[start]

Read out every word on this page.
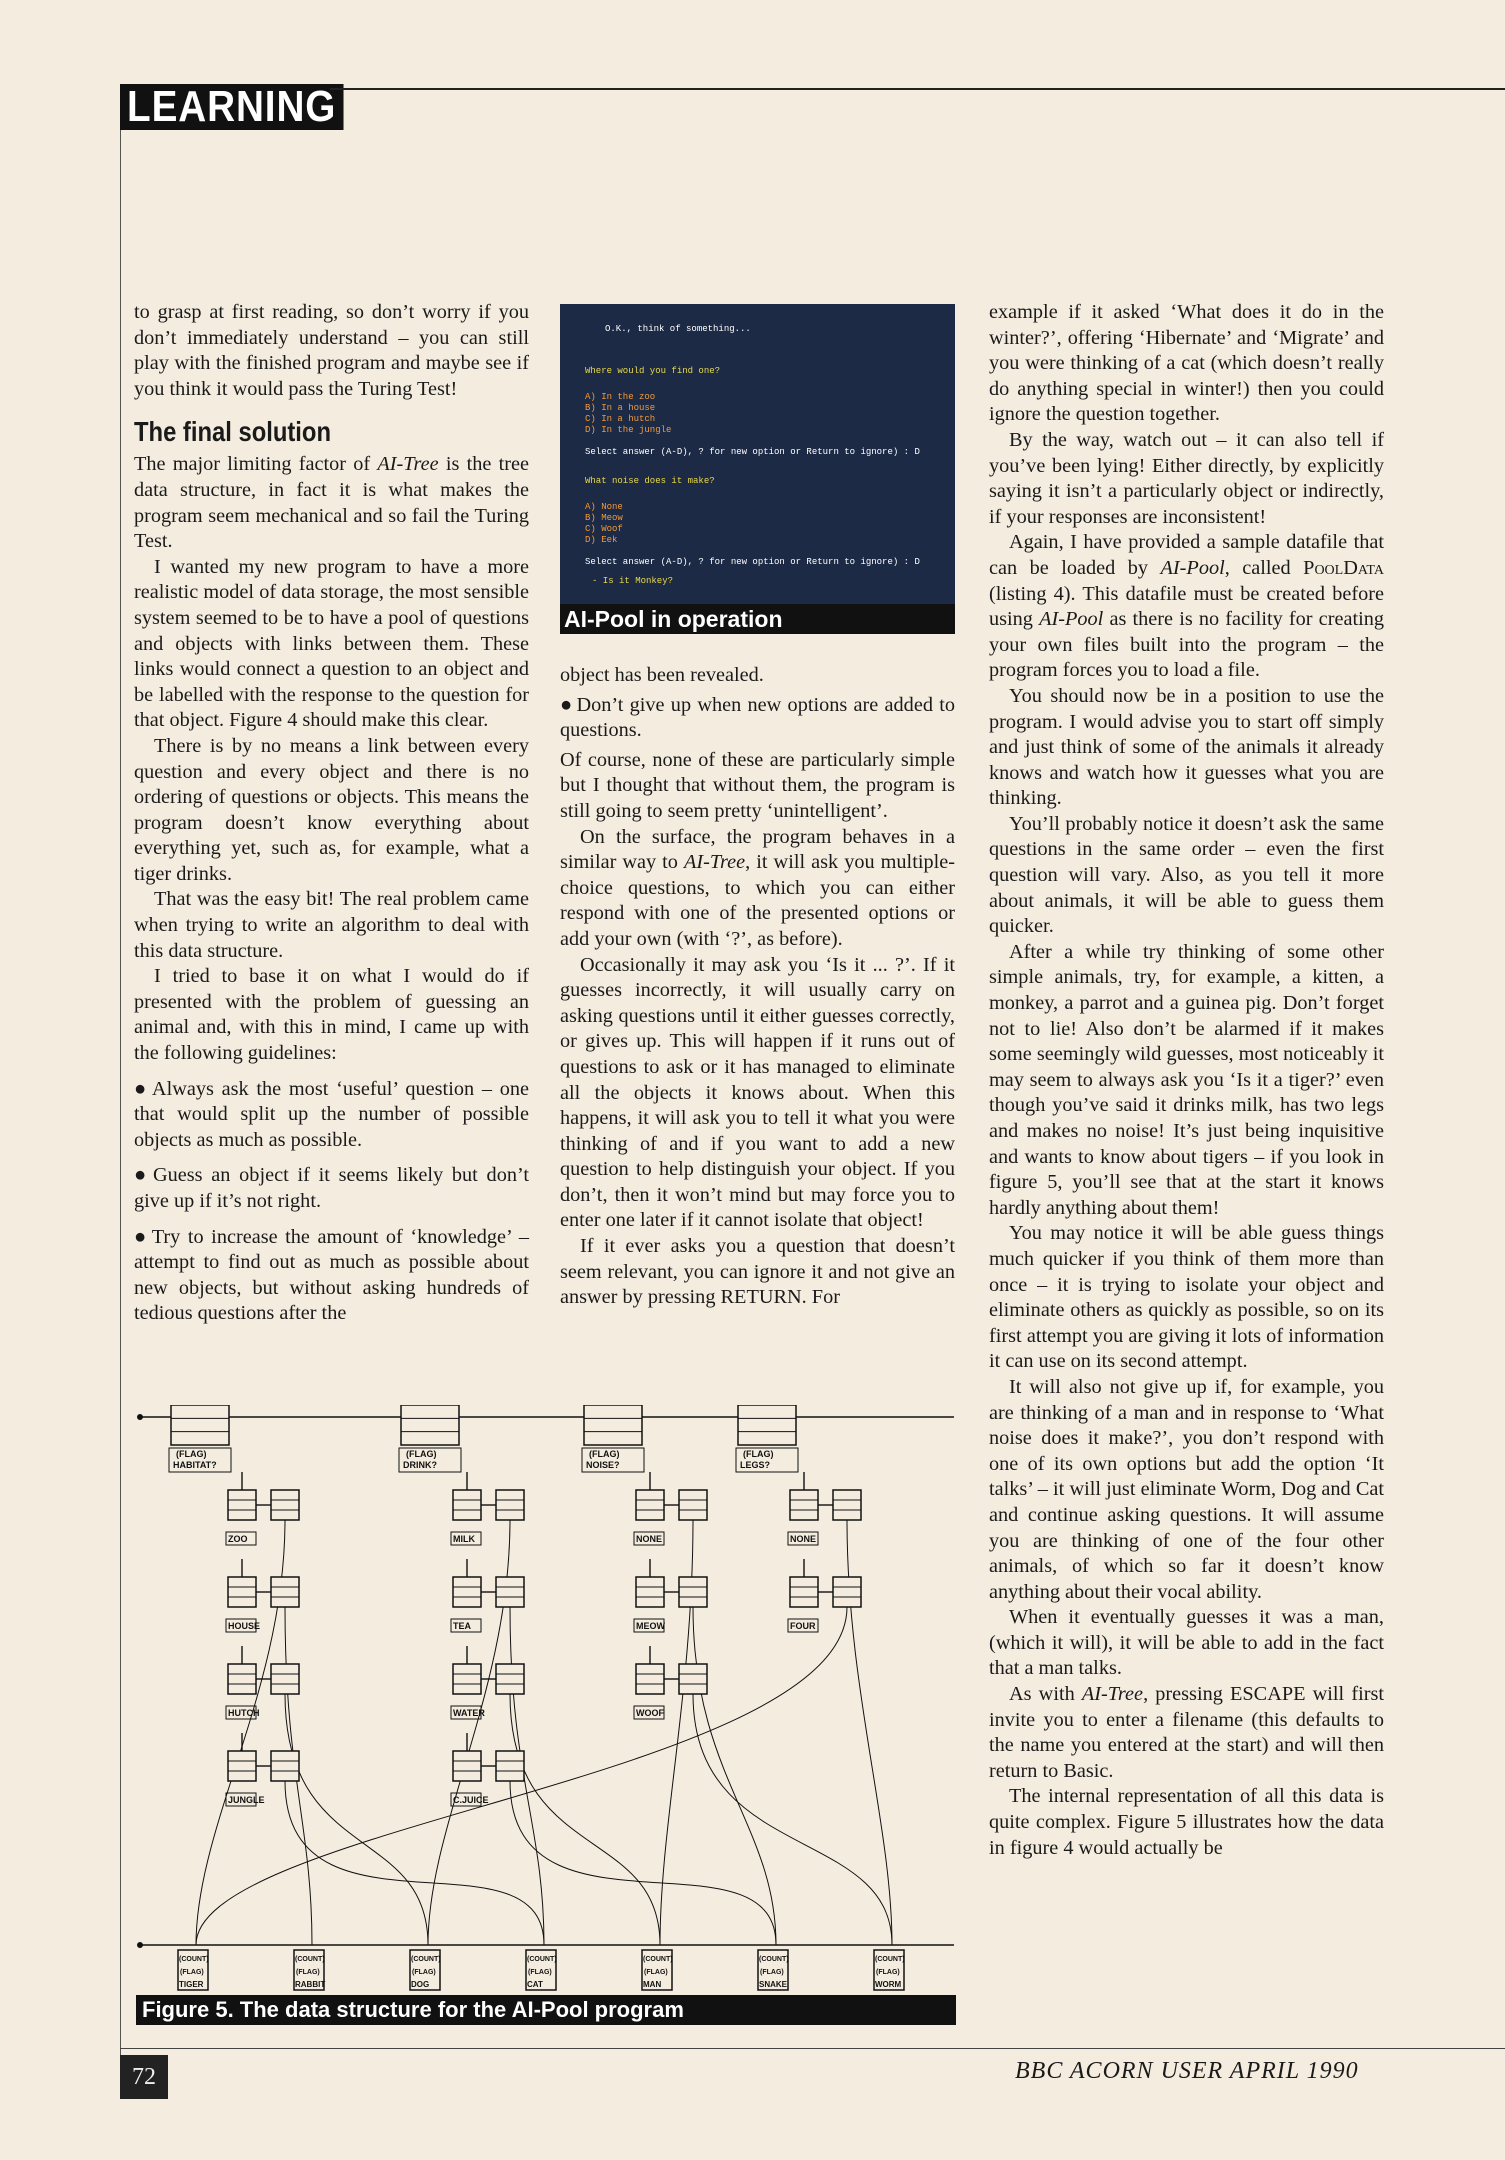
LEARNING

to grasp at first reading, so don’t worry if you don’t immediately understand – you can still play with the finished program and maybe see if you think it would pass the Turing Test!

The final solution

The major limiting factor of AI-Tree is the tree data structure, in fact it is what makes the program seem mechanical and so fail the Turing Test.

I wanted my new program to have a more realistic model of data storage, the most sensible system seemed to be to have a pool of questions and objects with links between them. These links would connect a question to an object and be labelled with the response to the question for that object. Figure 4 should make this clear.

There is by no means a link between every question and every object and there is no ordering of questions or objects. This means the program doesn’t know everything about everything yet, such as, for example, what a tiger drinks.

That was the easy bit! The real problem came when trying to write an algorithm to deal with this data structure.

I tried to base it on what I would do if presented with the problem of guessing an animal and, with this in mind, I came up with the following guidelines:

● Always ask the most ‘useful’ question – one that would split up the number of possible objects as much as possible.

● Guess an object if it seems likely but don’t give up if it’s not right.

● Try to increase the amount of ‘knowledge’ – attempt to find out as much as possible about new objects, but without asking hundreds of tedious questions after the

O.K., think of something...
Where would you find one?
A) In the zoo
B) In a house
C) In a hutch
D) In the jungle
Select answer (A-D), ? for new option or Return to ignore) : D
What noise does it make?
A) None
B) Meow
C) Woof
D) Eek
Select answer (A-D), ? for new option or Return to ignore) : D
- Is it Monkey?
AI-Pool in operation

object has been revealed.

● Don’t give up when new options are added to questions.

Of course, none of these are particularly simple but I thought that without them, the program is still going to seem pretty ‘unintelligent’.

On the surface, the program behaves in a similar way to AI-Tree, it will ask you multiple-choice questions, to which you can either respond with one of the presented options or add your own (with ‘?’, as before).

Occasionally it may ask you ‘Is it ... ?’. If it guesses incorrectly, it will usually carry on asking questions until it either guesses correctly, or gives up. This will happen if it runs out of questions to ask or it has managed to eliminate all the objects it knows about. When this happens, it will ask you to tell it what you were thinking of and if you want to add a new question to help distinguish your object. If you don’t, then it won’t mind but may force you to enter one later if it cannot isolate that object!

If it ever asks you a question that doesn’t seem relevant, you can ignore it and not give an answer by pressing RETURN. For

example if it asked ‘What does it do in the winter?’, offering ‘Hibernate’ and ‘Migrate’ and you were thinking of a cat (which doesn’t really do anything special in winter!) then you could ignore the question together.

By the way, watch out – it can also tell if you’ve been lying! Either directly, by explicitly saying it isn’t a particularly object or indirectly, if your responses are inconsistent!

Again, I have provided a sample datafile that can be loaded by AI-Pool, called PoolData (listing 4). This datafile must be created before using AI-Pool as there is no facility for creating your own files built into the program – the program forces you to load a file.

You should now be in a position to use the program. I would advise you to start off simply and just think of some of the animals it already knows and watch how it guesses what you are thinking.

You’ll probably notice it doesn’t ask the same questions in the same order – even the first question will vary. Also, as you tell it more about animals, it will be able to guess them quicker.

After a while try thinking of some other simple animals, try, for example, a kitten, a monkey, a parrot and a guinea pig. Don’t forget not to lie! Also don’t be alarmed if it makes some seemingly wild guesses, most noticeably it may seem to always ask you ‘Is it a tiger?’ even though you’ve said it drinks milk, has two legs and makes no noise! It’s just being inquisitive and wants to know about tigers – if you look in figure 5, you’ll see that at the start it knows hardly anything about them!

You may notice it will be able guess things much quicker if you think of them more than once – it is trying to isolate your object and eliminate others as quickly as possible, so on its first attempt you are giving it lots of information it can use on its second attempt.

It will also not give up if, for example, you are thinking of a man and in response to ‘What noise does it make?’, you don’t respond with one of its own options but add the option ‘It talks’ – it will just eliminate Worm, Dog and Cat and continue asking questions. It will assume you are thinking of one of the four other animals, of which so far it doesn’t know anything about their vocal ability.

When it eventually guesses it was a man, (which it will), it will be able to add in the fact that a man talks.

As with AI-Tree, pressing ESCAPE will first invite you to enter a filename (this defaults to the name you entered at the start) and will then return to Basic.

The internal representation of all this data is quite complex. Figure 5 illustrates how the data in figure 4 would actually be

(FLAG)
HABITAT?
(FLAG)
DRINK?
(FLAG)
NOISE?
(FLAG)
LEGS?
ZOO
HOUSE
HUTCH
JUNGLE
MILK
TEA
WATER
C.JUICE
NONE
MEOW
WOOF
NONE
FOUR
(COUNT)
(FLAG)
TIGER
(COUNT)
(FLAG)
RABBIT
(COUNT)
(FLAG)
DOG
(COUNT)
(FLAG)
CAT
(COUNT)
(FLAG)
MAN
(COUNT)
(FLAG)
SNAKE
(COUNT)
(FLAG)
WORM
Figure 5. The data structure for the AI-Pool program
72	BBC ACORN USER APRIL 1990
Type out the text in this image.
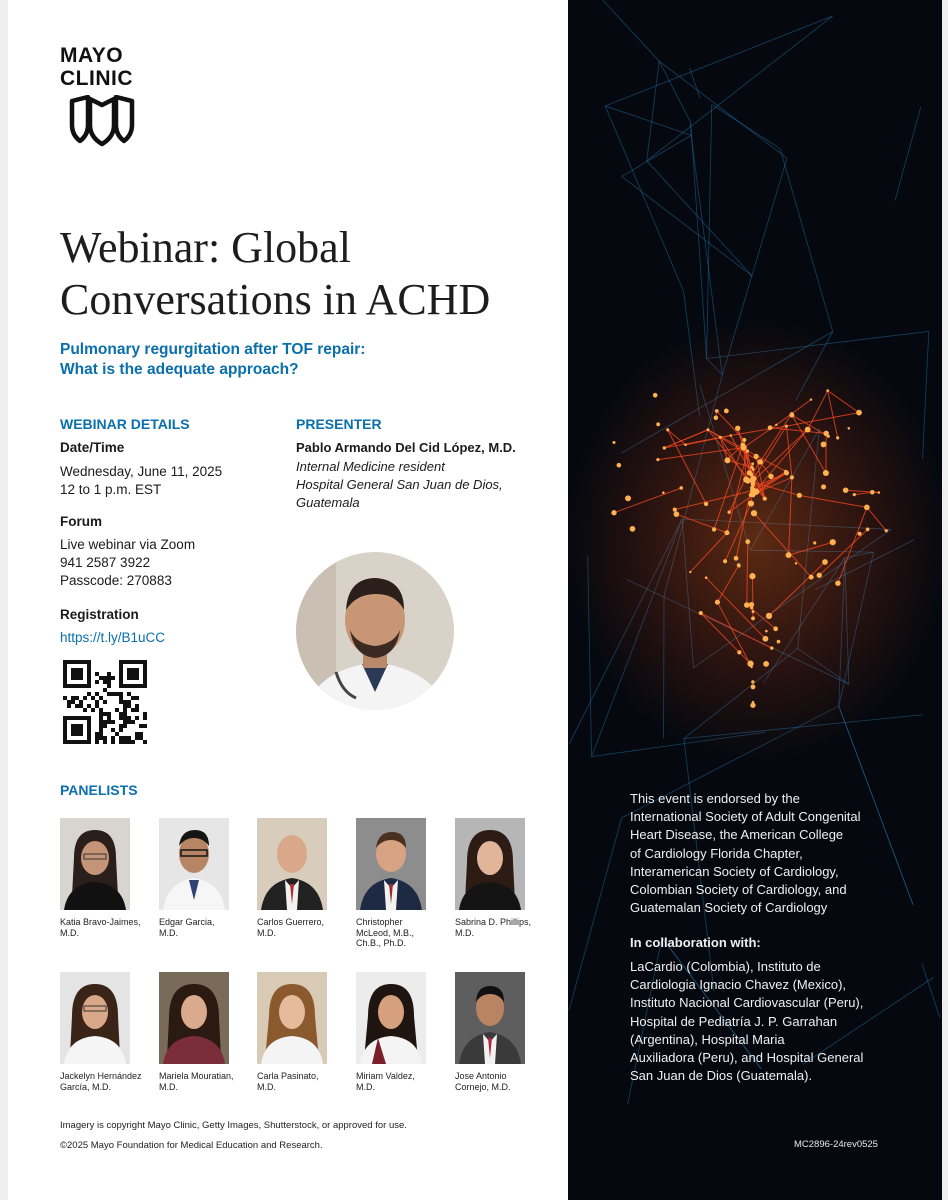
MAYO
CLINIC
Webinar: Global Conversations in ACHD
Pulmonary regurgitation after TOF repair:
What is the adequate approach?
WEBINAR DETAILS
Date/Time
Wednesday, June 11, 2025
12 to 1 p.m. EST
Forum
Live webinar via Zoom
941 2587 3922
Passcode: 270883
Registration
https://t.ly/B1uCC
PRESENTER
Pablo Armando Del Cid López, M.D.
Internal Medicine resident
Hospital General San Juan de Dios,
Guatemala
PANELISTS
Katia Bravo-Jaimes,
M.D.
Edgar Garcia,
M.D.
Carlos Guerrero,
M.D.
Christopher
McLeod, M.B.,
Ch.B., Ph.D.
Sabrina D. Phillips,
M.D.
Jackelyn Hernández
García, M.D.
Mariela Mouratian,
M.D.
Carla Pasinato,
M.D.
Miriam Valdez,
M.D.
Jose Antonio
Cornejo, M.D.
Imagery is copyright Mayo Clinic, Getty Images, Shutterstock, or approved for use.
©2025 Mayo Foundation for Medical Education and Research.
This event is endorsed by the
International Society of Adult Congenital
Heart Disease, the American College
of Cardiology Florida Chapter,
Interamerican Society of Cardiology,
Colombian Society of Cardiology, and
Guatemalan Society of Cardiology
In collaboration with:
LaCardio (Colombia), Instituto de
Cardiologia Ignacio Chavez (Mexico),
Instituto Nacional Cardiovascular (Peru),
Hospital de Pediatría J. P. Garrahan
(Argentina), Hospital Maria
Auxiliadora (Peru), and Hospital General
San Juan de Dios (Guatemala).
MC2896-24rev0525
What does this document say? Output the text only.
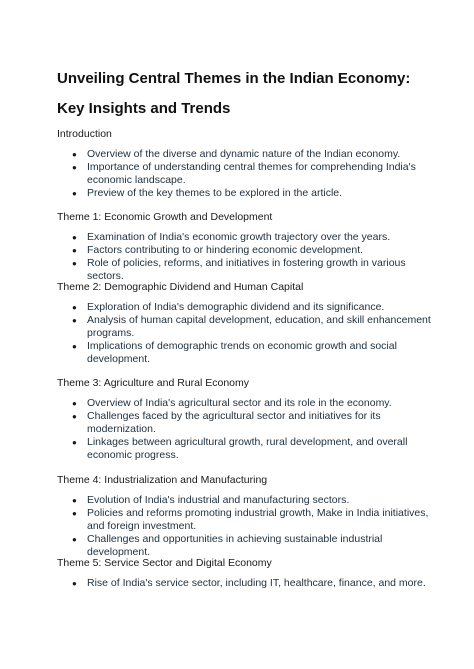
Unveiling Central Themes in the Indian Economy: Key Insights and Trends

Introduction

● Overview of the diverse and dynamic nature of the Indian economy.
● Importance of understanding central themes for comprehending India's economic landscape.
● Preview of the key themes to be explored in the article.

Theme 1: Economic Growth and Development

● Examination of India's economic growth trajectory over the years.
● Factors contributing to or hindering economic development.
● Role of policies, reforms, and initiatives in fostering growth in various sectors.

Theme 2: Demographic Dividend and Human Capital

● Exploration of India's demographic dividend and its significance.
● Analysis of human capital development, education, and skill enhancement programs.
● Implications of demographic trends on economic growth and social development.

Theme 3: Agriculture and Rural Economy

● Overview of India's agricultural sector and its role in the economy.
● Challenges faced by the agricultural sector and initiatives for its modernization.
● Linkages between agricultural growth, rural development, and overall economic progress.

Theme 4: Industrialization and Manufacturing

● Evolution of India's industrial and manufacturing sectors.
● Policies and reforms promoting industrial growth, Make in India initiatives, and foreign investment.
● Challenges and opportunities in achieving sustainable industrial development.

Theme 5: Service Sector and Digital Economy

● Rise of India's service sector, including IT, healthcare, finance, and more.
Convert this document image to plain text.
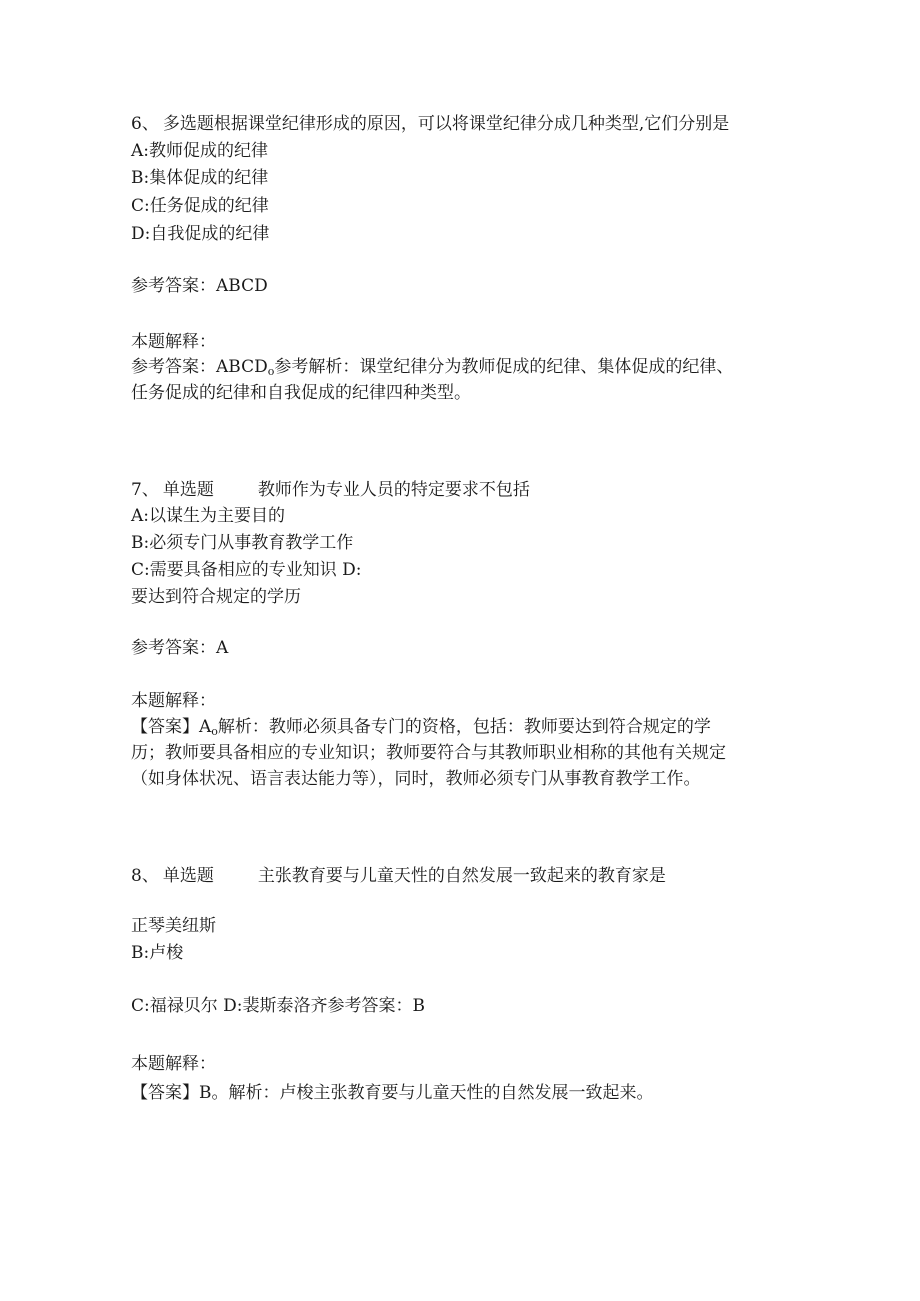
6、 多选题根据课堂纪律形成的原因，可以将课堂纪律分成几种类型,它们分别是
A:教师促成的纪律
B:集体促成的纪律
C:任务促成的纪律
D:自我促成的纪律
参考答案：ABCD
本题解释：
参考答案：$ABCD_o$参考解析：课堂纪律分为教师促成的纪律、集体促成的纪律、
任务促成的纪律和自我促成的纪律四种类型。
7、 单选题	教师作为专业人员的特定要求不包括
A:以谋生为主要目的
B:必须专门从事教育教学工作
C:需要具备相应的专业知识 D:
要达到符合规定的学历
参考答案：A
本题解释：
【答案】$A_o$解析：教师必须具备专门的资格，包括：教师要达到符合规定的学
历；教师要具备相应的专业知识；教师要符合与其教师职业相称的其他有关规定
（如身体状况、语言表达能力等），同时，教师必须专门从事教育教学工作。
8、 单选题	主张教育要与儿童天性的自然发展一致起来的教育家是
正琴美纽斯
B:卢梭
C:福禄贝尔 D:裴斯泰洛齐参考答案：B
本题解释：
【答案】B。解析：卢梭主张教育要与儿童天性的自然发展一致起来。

[end]

**What is required:** Starting from the line where "What does this" appears, copy every line through the end of the material, both ends included, but no pictures.

**In response:**
What does this document say? Output the text only.
Unveiling Central Themes in the Indian Economy: Key Insights and Trends

Introduction

● Overview of the diverse and dynamic nature of the Indian economy.
● Importance of understanding central themes for comprehending India's economic landscape.
● Preview of the key themes to be explored in the article.

Theme 1: Economic Growth and Development

● Examination of India's economic growth trajectory over the years.
● Factors contributing to or hindering economic development.
● Role of policies, reforms, and initiatives in fostering growth in various sectors.

Theme 2: Demographic Dividend and Human Capital

● Exploration of India's demographic dividend and its significance.
● Analysis of human capital development, education, and skill enhancement programs.
● Implications of demographic trends on economic growth and social development.

Theme 3: Agriculture and Rural Economy

● Overview of India's agricultural sector and its role in the economy.
● Challenges faced by the agricultural sector and initiatives for its modernization.
● Linkages between agricultural growth, rural development, and overall economic progress.

Theme 4: Industrialization and Manufacturing

● Evolution of India's industrial and manufacturing sectors.
● Policies and reforms promoting industrial growth, Make in India initiatives, and foreign investment.
● Challenges and opportunities in achieving sustainable industrial development.

Theme 5: Service Sector and Digital Economy

● Rise of India's service sector, including IT, healthcare, finance, and more.
Convert this document image to plain text.
6、 多选题根据课堂纪律形成的原因，可以将课堂纪律分成几种类型,它们分别是
A:教师促成的纪律
B:集体促成的纪律
C:任务促成的纪律
D:自我促成的纪律
参考答案：ABCD
本题解释：
参考答案：$ABCD_o$参考解析：课堂纪律分为教师促成的纪律、集体促成的纪律、
任务促成的纪律和自我促成的纪律四种类型。
7、 单选题	教师作为专业人员的特定要求不包括
A:以谋生为主要目的
B:必须专门从事教育教学工作
C:需要具备相应的专业知识 D:
要达到符合规定的学历
参考答案：A
本题解释：
【答案】$A_o$解析：教师必须具备专门的资格，包括：教师要达到符合规定的学
历；教师要具备相应的专业知识；教师要符合与其教师职业相称的其他有关规定
（如身体状况、语言表达能力等），同时，教师必须专门从事教育教学工作。
8、 单选题	主张教育要与儿童天性的自然发展一致起来的教育家是
正琴美纽斯
B:卢梭
C:福禄贝尔 D:裴斯泰洛齐参考答案：B
本题解释：
【答案】B。解析：卢梭主张教育要与儿童天性的自然发展一致起来。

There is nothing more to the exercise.